____ Supplied records

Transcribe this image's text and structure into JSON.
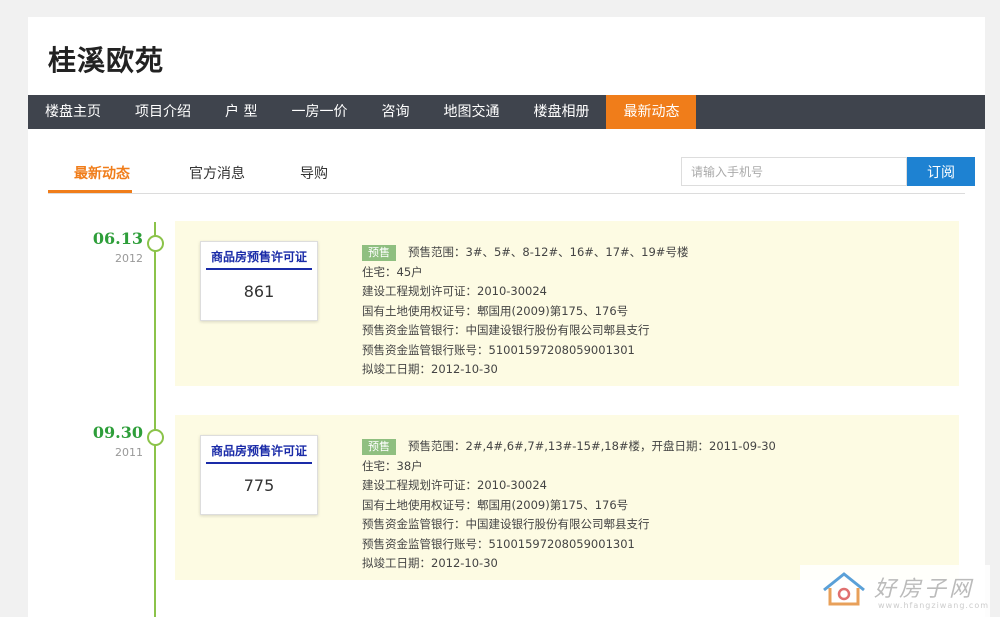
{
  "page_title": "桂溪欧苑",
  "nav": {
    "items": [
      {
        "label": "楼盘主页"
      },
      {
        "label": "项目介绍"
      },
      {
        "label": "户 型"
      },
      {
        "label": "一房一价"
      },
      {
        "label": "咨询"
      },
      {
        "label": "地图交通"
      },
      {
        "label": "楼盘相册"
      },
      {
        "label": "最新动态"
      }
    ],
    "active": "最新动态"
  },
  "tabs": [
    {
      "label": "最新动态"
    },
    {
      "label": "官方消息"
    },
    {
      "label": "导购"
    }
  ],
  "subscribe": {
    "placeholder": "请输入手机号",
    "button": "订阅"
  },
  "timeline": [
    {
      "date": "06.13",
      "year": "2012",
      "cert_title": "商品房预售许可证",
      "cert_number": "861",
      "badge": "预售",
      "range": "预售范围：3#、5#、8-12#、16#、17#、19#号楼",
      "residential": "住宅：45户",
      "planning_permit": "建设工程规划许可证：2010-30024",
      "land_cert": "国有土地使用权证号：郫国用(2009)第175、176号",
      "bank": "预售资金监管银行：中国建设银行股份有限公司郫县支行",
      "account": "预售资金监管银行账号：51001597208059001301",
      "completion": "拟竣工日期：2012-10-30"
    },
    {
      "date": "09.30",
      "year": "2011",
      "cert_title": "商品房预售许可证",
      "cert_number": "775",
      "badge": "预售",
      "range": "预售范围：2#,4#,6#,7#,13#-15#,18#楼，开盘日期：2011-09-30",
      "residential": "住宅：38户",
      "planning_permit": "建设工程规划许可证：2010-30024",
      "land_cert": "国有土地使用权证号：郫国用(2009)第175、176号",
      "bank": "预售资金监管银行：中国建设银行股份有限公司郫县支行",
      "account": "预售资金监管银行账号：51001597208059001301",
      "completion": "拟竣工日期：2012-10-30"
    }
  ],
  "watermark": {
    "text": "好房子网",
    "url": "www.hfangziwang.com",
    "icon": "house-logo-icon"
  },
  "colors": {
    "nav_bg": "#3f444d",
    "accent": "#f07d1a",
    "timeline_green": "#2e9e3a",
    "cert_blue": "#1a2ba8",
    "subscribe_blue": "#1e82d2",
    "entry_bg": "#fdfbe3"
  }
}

________

Short task -> Output every entry exactly as given; pictures are not part of the copy.

Expected output ->
Transcribe this image's text and structure into JSON.
{
  "page_title": "桂溪欧苑",
  "nav": {
    "items": [
      {
        "label": "楼盘主页"
      },
      {
        "label": "项目介绍"
      },
      {
        "label": "户 型"
      },
      {
        "label": "一房一价"
      },
      {
        "label": "咨询"
      },
      {
        "label": "地图交通"
      },
      {
        "label": "楼盘相册"
      },
      {
        "label": "最新动态"
      }
    ],
    "active": "最新动态"
  },
  "tabs": [
    {
      "label": "最新动态"
    },
    {
      "label": "官方消息"
    },
    {
      "label": "导购"
    }
  ],
  "subscribe": {
    "placeholder": "请输入手机号",
    "button": "订阅"
  },
  "timeline": [
    {
      "date": "06.13",
      "year": "2012",
      "cert_title": "商品房预售许可证",
      "cert_number": "861",
      "badge": "预售",
      "range": "预售范围：3#、5#、8-12#、16#、17#、19#号楼",
      "residential": "住宅：45户",
      "planning_permit": "建设工程规划许可证：2010-30024",
      "land_cert": "国有土地使用权证号：郫国用(2009)第175、176号",
      "bank": "预售资金监管银行：中国建设银行股份有限公司郫县支行",
      "account": "预售资金监管银行账号：51001597208059001301",
      "completion": "拟竣工日期：2012-10-30"
    },
    {
      "date": "09.30",
      "year": "2011",
      "cert_title": "商品房预售许可证",
      "cert_number": "775",
      "badge": "预售",
      "range": "预售范围：2#,4#,6#,7#,13#-15#,18#楼，开盘日期：2011-09-30",
      "residential": "住宅：38户",
      "planning_permit": "建设工程规划许可证：2010-30024",
      "land_cert": "国有土地使用权证号：郫国用(2009)第175、176号",
      "bank": "预售资金监管银行：中国建设银行股份有限公司郫县支行",
      "account": "预售资金监管银行账号：51001597208059001301",
      "completion": "拟竣工日期：2012-10-30"
    }
  ],
  "watermark": {
    "text": "好房子网",
    "url": "www.hfangziwang.com",
    "icon": "house-logo-icon"
  },
  "colors": {
    "nav_bg": "#3f444d",
    "accent": "#f07d1a",
    "timeline_green": "#2e9e3a",
    "cert_blue": "#1a2ba8",
    "subscribe_blue": "#1e82d2",
    "entry_bg": "#fdfbe3"
  }
}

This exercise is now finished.